*Exercise*
Retype the whole listing below, character for character.

########################################

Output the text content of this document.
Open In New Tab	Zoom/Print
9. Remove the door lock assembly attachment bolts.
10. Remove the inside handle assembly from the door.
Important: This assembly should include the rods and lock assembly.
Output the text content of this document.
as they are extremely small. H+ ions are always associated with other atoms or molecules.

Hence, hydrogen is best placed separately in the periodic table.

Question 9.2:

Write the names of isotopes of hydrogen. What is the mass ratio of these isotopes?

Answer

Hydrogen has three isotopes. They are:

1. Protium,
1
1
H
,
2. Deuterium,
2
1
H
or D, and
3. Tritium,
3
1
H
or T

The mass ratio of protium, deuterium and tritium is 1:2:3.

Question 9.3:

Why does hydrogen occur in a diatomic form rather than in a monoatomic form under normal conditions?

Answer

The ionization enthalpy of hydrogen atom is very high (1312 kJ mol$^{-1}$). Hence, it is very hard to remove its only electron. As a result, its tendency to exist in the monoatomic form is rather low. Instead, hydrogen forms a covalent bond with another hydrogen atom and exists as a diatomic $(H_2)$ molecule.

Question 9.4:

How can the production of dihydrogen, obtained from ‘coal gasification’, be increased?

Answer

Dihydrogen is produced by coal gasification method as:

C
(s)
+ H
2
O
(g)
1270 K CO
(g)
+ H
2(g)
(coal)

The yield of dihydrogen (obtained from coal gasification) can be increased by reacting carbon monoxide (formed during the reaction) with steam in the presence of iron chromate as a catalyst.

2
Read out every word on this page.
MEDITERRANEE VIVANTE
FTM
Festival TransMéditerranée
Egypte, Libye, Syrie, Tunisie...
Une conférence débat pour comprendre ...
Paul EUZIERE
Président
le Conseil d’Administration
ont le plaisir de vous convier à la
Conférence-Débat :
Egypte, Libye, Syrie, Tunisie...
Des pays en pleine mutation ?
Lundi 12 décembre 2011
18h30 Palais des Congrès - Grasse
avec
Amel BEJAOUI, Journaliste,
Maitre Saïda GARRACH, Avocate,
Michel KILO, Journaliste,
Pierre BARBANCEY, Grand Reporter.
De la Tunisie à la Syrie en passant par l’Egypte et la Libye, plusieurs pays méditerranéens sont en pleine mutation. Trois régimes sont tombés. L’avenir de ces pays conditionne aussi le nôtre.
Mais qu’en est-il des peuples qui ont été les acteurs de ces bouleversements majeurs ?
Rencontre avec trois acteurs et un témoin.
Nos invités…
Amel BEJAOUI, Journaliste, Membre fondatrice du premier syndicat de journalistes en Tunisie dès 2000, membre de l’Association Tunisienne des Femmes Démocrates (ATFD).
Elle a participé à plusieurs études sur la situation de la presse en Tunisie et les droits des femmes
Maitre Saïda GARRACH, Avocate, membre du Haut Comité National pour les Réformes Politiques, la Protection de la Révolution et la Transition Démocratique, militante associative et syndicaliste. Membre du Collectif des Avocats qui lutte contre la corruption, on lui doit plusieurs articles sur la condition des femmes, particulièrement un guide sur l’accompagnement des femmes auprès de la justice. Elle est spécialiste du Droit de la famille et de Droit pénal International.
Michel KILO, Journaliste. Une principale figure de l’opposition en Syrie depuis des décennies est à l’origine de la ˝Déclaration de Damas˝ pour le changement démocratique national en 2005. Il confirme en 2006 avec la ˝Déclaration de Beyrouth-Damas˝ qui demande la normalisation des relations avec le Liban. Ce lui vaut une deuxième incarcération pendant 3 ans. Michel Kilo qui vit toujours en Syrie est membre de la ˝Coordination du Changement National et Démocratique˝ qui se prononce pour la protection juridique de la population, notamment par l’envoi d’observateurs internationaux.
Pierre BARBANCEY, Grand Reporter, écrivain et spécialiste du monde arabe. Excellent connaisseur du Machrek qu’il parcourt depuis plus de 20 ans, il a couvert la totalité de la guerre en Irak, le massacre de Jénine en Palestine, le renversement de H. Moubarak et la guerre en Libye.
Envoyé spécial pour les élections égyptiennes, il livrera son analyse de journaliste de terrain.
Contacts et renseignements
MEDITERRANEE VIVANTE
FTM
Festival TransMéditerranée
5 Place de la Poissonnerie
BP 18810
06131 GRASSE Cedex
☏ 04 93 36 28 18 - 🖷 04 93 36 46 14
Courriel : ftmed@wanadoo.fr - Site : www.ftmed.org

########################################

*Exercise result*
Output the text content of this document.
Open In New Tab	Zoom/Print
9. Remove the door lock assembly attachment bolts.
10. Remove the inside handle assembly from the door.
Important: This assembly should include the rods and lock assembly.
Output the text content of this document.
as they are extremely small. H+ ions are always associated with other atoms or molecules.

Hence, hydrogen is best placed separately in the periodic table.

Question 9.2:

Write the names of isotopes of hydrogen. What is the mass ratio of these isotopes?

Answer

Hydrogen has three isotopes. They are:

1. Protium,
1
1
H
,
2. Deuterium,
2
1
H
or D, and
3. Tritium,
3
1
H
or T

The mass ratio of protium, deuterium and tritium is 1:2:3.

Question 9.3:

Why does hydrogen occur in a diatomic form rather than in a monoatomic form under normal conditions?

Answer

The ionization enthalpy of hydrogen atom is very high (1312 kJ mol$^{-1}$). Hence, it is very hard to remove its only electron. As a result, its tendency to exist in the monoatomic form is rather low. Instead, hydrogen forms a covalent bond with another hydrogen atom and exists as a diatomic $(H_2)$ molecule.

Question 9.4:

How can the production of dihydrogen, obtained from ‘coal gasification’, be increased?

Answer

Dihydrogen is produced by coal gasification method as:

C
(s)
+ H
2
O
(g)
1270 K CO
(g)
+ H
2(g)
(coal)

The yield of dihydrogen (obtained from coal gasification) can be increased by reacting carbon monoxide (formed during the reaction) with steam in the presence of iron chromate as a catalyst.

2
Read out every word on this page.
MEDITERRANEE VIVANTE
FTM
Festival TransMéditerranée
Egypte, Libye, Syrie, Tunisie...
Une conférence débat pour comprendre ...
Paul EUZIERE
Président
le Conseil d’Administration
ont le plaisir de vous convier à la
Conférence-Débat :
Egypte, Libye, Syrie, Tunisie...
Des pays en pleine mutation ?
Lundi 12 décembre 2011
18h30 Palais des Congrès - Grasse
avec
Amel BEJAOUI, Journaliste,
Maitre Saïda GARRACH, Avocate,
Michel KILO, Journaliste,
Pierre BARBANCEY, Grand Reporter.
De la Tunisie à la Syrie en passant par l’Egypte et la Libye, plusieurs pays méditerranéens sont en pleine mutation. Trois régimes sont tombés. L’avenir de ces pays conditionne aussi le nôtre.
Mais qu’en est-il des peuples qui ont été les acteurs de ces bouleversements majeurs ?
Rencontre avec trois acteurs et un témoin.
Nos invités…
Amel BEJAOUI, Journaliste, Membre fondatrice du premier syndicat de journalistes en Tunisie dès 2000, membre de l’Association Tunisienne des Femmes Démocrates (ATFD).
Elle a participé à plusieurs études sur la situation de la presse en Tunisie et les droits des femmes
Maitre Saïda GARRACH, Avocate, membre du Haut Comité National pour les Réformes Politiques, la Protection de la Révolution et la Transition Démocratique, militante associative et syndicaliste. Membre du Collectif des Avocats qui lutte contre la corruption, on lui doit plusieurs articles sur la condition des femmes, particulièrement un guide sur l’accompagnement des femmes auprès de la justice. Elle est spécialiste du Droit de la famille et de Droit pénal International.
Michel KILO, Journaliste. Une principale figure de l’opposition en Syrie depuis des décennies est à l’origine de la ˝Déclaration de Damas˝ pour le changement démocratique national en 2005. Il confirme en 2006 avec la ˝Déclaration de Beyrouth-Damas˝ qui demande la normalisation des relations avec le Liban. Ce lui vaut une deuxième incarcération pendant 3 ans. Michel Kilo qui vit toujours en Syrie est membre de la ˝Coordination du Changement National et Démocratique˝ qui se prononce pour la protection juridique de la population, notamment par l’envoi d’observateurs internationaux.
Pierre BARBANCEY, Grand Reporter, écrivain et spécialiste du monde arabe. Excellent connaisseur du Machrek qu’il parcourt depuis plus de 20 ans, il a couvert la totalité de la guerre en Irak, le massacre de Jénine en Palestine, le renversement de H. Moubarak et la guerre en Libye.
Envoyé spécial pour les élections égyptiennes, il livrera son analyse de journaliste de terrain.
Contacts et renseignements
MEDITERRANEE VIVANTE
FTM
Festival TransMéditerranée
5 Place de la Poissonnerie
BP 18810
06131 GRASSE Cedex
☏ 04 93 36 28 18 - 🖷 04 93 36 46 14
Courriel : ftmed@wanadoo.fr - Site : www.ftmed.org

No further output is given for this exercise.